### RECORDS FOR THIS EXERCISE
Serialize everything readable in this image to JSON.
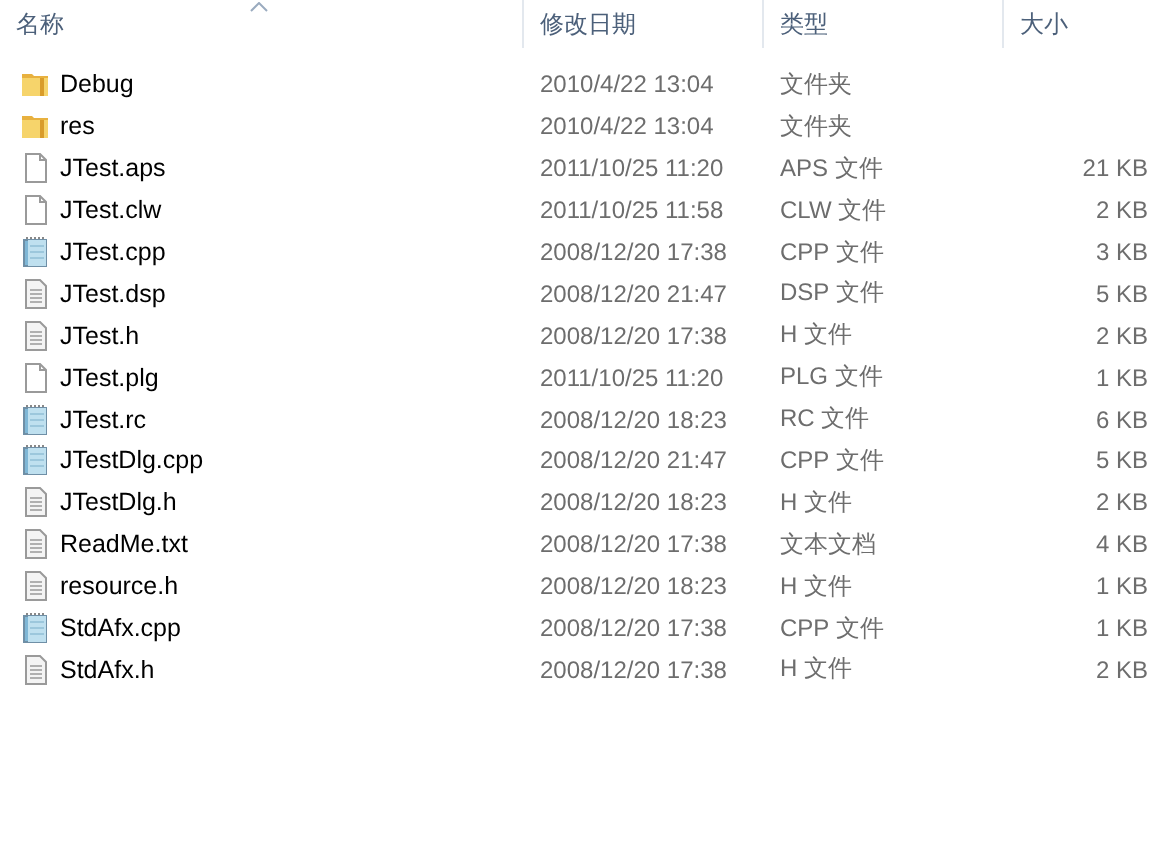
{
  "columns": [
    {
      "label": "名称",
      "sorted": true
    },
    {
      "label": "修改日期",
      "sorted": false
    },
    {
      "label": "类型",
      "sorted": false
    },
    {
      "label": "大小",
      "sorted": false
    }
  ],
  "files": [
    {
      "name": "Debug",
      "kind": "folder",
      "modified": "2010/4/22 13:04",
      "type": "文件夹"
    },
    {
      "name": "res",
      "kind": "folder",
      "modified": "2010/4/22 13:04",
      "type": "文件夹"
    },
    {
      "name": "JTest.aps",
      "kind": "blank",
      "modified": "2011/10/25 11:20",
      "type": "APS 文件",
      "size": "21 KB"
    },
    {
      "name": "JTest.clw",
      "kind": "blank",
      "modified": "2011/10/25 11:58",
      "type": "CLW 文件",
      "size": "2 KB"
    },
    {
      "name": "JTest.cpp",
      "kind": "source",
      "modified": "2008/12/20 17:38",
      "type": "CPP 文件",
      "size": "3 KB"
    },
    {
      "name": "JTest.dsp",
      "kind": "text",
      "modified": "2008/12/20 21:47",
      "type": "DSP 文件",
      "size": "5 KB"
    },
    {
      "name": "JTest.h",
      "kind": "text",
      "modified": "2008/12/20 17:38",
      "type": "H 文件",
      "size": "2 KB"
    },
    {
      "name": "JTest.plg",
      "kind": "blank",
      "modified": "2011/10/25 11:20",
      "type": "PLG 文件",
      "size": "1 KB"
    },
    {
      "name": "JTest.rc",
      "kind": "source",
      "modified": "2008/12/20 18:23",
      "type": "RC 文件",
      "size": "6 KB"
    },
    {
      "name": "JTestDlg.cpp",
      "kind": "source",
      "modified": "2008/12/20 21:47",
      "type": "CPP 文件",
      "size": "5 KB"
    },
    {
      "name": "JTestDlg.h",
      "kind": "text",
      "modified": "2008/12/20 18:23",
      "type": "H 文件",
      "size": "2 KB"
    },
    {
      "name": "ReadMe.txt",
      "kind": "text",
      "modified": "2008/12/20 17:38",
      "type": "文本文档",
      "size": "4 KB"
    },
    {
      "name": "resource.h",
      "kind": "text",
      "modified": "2008/12/20 18:23",
      "type": "H 文件",
      "size": "1 KB"
    },
    {
      "name": "StdAfx.cpp",
      "kind": "source",
      "modified": "2008/12/20 17:38",
      "type": "CPP 文件",
      "size": "1 KB"
    },
    {
      "name": "StdAfx.h",
      "kind": "text",
      "modified": "2008/12/20 17:38",
      "type": "H 文件",
      "size": "2 KB"
    }
  ]
}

### DO THIS
With the pictures left out, transcribe the material exactly.

### ANSWER TO THIS EXERCISE
Serialize everything readable in this image to JSON.
{
  "columns": [
    {
      "label": "名称",
      "sorted": true
    },
    {
      "label": "修改日期",
      "sorted": false
    },
    {
      "label": "类型",
      "sorted": false
    },
    {
      "label": "大小",
      "sorted": false
    }
  ],
  "files": [
    {
      "name": "Debug",
      "kind": "folder",
      "modified": "2010/4/22 13:04",
      "type": "文件夹"
    },
    {
      "name": "res",
      "kind": "folder",
      "modified": "2010/4/22 13:04",
      "type": "文件夹"
    },
    {
      "name": "JTest.aps",
      "kind": "blank",
      "modified": "2011/10/25 11:20",
      "type": "APS 文件",
      "size": "21 KB"
    },
    {
      "name": "JTest.clw",
      "kind": "blank",
      "modified": "2011/10/25 11:58",
      "type": "CLW 文件",
      "size": "2 KB"
    },
    {
      "name": "JTest.cpp",
      "kind": "source",
      "modified": "2008/12/20 17:38",
      "type": "CPP 文件",
      "size": "3 KB"
    },
    {
      "name": "JTest.dsp",
      "kind": "text",
      "modified": "2008/12/20 21:47",
      "type": "DSP 文件",
      "size": "5 KB"
    },
    {
      "name": "JTest.h",
      "kind": "text",
      "modified": "2008/12/20 17:38",
      "type": "H 文件",
      "size": "2 KB"
    },
    {
      "name": "JTest.plg",
      "kind": "blank",
      "modified": "2011/10/25 11:20",
      "type": "PLG 文件",
      "size": "1 KB"
    },
    {
      "name": "JTest.rc",
      "kind": "source",
      "modified": "2008/12/20 18:23",
      "type": "RC 文件",
      "size": "6 KB"
    },
    {
      "name": "JTestDlg.cpp",
      "kind": "source",
      "modified": "2008/12/20 21:47",
      "type": "CPP 文件",
      "size": "5 KB"
    },
    {
      "name": "JTestDlg.h",
      "kind": "text",
      "modified": "2008/12/20 18:23",
      "type": "H 文件",
      "size": "2 KB"
    },
    {
      "name": "ReadMe.txt",
      "kind": "text",
      "modified": "2008/12/20 17:38",
      "type": "文本文档",
      "size": "4 KB"
    },
    {
      "name": "resource.h",
      "kind": "text",
      "modified": "2008/12/20 18:23",
      "type": "H 文件",
      "size": "1 KB"
    },
    {
      "name": "StdAfx.cpp",
      "kind": "source",
      "modified": "2008/12/20 17:38",
      "type": "CPP 文件",
      "size": "1 KB"
    },
    {
      "name": "StdAfx.h",
      "kind": "text",
      "modified": "2008/12/20 17:38",
      "type": "H 文件",
      "size": "2 KB"
    }
  ]
}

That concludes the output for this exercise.